**Your goal**
Below is a set of records; print all of them exactly as written.
:::::
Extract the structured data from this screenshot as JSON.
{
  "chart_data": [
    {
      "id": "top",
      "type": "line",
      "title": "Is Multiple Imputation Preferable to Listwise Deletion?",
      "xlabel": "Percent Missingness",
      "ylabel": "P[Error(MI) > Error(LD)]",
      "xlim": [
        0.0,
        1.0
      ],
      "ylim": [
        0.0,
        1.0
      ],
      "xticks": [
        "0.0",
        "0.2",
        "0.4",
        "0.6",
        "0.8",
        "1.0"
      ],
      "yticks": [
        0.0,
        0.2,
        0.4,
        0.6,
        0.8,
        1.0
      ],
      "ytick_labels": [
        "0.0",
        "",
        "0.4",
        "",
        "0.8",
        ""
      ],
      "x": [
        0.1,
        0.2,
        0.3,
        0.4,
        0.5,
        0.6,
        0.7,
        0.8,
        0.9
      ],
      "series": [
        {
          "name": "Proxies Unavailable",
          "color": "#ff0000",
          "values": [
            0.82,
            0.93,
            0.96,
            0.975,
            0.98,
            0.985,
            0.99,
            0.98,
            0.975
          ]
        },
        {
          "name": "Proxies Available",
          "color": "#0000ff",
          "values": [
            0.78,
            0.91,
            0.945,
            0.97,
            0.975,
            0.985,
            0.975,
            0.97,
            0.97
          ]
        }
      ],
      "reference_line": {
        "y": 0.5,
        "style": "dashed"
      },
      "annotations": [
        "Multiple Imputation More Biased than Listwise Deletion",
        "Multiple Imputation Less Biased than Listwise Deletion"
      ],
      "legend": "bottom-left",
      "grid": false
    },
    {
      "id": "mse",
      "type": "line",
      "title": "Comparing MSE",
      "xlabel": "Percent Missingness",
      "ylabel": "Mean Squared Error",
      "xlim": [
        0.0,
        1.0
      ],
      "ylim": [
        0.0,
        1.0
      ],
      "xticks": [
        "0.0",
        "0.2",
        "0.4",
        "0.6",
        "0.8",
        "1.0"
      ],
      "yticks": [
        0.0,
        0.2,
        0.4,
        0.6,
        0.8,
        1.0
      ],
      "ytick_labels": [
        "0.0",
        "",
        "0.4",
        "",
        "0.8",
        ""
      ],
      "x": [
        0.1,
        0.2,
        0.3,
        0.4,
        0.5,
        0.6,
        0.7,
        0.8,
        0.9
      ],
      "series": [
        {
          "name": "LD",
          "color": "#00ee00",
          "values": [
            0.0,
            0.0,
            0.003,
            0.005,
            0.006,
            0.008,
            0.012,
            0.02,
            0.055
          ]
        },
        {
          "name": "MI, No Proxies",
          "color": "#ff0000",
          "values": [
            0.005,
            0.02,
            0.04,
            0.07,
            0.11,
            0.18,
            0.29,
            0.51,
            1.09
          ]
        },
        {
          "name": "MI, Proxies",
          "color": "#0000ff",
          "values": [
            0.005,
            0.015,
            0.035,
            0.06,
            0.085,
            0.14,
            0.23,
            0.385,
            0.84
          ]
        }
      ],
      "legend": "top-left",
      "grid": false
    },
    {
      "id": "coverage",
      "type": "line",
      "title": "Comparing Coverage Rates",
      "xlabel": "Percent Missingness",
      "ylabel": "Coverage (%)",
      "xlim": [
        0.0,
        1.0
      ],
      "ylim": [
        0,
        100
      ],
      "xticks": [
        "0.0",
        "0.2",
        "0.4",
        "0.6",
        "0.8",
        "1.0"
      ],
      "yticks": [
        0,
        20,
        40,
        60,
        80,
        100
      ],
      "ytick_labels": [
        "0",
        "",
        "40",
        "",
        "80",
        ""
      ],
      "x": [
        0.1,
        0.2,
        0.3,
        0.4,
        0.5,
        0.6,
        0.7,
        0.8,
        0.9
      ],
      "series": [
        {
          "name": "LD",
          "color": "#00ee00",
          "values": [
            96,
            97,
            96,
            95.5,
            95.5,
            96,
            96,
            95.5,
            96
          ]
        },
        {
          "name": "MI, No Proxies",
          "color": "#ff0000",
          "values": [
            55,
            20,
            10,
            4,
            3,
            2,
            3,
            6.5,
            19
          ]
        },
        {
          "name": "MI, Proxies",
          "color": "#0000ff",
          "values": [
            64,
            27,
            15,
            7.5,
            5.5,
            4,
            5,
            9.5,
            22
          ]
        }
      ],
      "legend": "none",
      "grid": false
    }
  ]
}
:::::
**Result for this task**
Extract the structured data from this screenshot as JSON.
{
  "chart_data": [
    {
      "id": "top",
      "type": "line",
      "title": "Is Multiple Imputation Preferable to Listwise Deletion?",
      "xlabel": "Percent Missingness",
      "ylabel": "P[Error(MI) > Error(LD)]",
      "xlim": [
        0.0,
        1.0
      ],
      "ylim": [
        0.0,
        1.0
      ],
      "xticks": [
        "0.0",
        "0.2",
        "0.4",
        "0.6",
        "0.8",
        "1.0"
      ],
      "yticks": [
        0.0,
        0.2,
        0.4,
        0.6,
        0.8,
        1.0
      ],
      "ytick_labels": [
        "0.0",
        "",
        "0.4",
        "",
        "0.8",
        ""
      ],
      "x": [
        0.1,
        0.2,
        0.3,
        0.4,
        0.5,
        0.6,
        0.7,
        0.8,
        0.9
      ],
      "series": [
        {
          "name": "Proxies Unavailable",
          "color": "#ff0000",
          "values": [
            0.82,
            0.93,
            0.96,
            0.975,
            0.98,
            0.985,
            0.99,
            0.98,
            0.975
          ]
        },
        {
          "name": "Proxies Available",
          "color": "#0000ff",
          "values": [
            0.78,
            0.91,
            0.945,
            0.97,
            0.975,
            0.985,
            0.975,
            0.97,
            0.97
          ]
        }
      ],
      "reference_line": {
        "y": 0.5,
        "style": "dashed"
      },
      "annotations": [
        "Multiple Imputation More Biased than Listwise Deletion",
        "Multiple Imputation Less Biased than Listwise Deletion"
      ],
      "legend": "bottom-left",
      "grid": false
    },
    {
      "id": "mse",
      "type": "line",
      "title": "Comparing MSE",
      "xlabel": "Percent Missingness",
      "ylabel": "Mean Squared Error",
      "xlim": [
        0.0,
        1.0
      ],
      "ylim": [
        0.0,
        1.0
      ],
      "xticks": [
        "0.0",
        "0.2",
        "0.4",
        "0.6",
        "0.8",
        "1.0"
      ],
      "yticks": [
        0.0,
        0.2,
        0.4,
        0.6,
        0.8,
        1.0
      ],
      "ytick_labels": [
        "0.0",
        "",
        "0.4",
        "",
        "0.8",
        ""
      ],
      "x": [
        0.1,
        0.2,
        0.3,
        0.4,
        0.5,
        0.6,
        0.7,
        0.8,
        0.9
      ],
      "series": [
        {
          "name": "LD",
          "color": "#00ee00",
          "values": [
            0.0,
            0.0,
            0.003,
            0.005,
            0.006,
            0.008,
            0.012,
            0.02,
            0.055
          ]
        },
        {
          "name": "MI, No Proxies",
          "color": "#ff0000",
          "values": [
            0.005,
            0.02,
            0.04,
            0.07,
            0.11,
            0.18,
            0.29,
            0.51,
            1.09
          ]
        },
        {
          "name": "MI, Proxies",
          "color": "#0000ff",
          "values": [
            0.005,
            0.015,
            0.035,
            0.06,
            0.085,
            0.14,
            0.23,
            0.385,
            0.84
          ]
        }
      ],
      "legend": "top-left",
      "grid": false
    },
    {
      "id": "coverage",
      "type": "line",
      "title": "Comparing Coverage Rates",
      "xlabel": "Percent Missingness",
      "ylabel": "Coverage (%)",
      "xlim": [
        0.0,
        1.0
      ],
      "ylim": [
        0,
        100
      ],
      "xticks": [
        "0.0",
        "0.2",
        "0.4",
        "0.6",
        "0.8",
        "1.0"
      ],
      "yticks": [
        0,
        20,
        40,
        60,
        80,
        100
      ],
      "ytick_labels": [
        "0",
        "",
        "40",
        "",
        "80",
        ""
      ],
      "x": [
        0.1,
        0.2,
        0.3,
        0.4,
        0.5,
        0.6,
        0.7,
        0.8,
        0.9
      ],
      "series": [
        {
          "name": "LD",
          "color": "#00ee00",
          "values": [
            96,
            97,
            96,
            95.5,
            95.5,
            96,
            96,
            95.5,
            96
          ]
        },
        {
          "name": "MI, No Proxies",
          "color": "#ff0000",
          "values": [
            55,
            20,
            10,
            4,
            3,
            2,
            3,
            6.5,
            19
          ]
        },
        {
          "name": "MI, Proxies",
          "color": "#0000ff",
          "values": [
            64,
            27,
            15,
            7.5,
            5.5,
            4,
            5,
            9.5,
            22
          ]
        }
      ],
      "legend": "none",
      "grid": false
    }
  ]
}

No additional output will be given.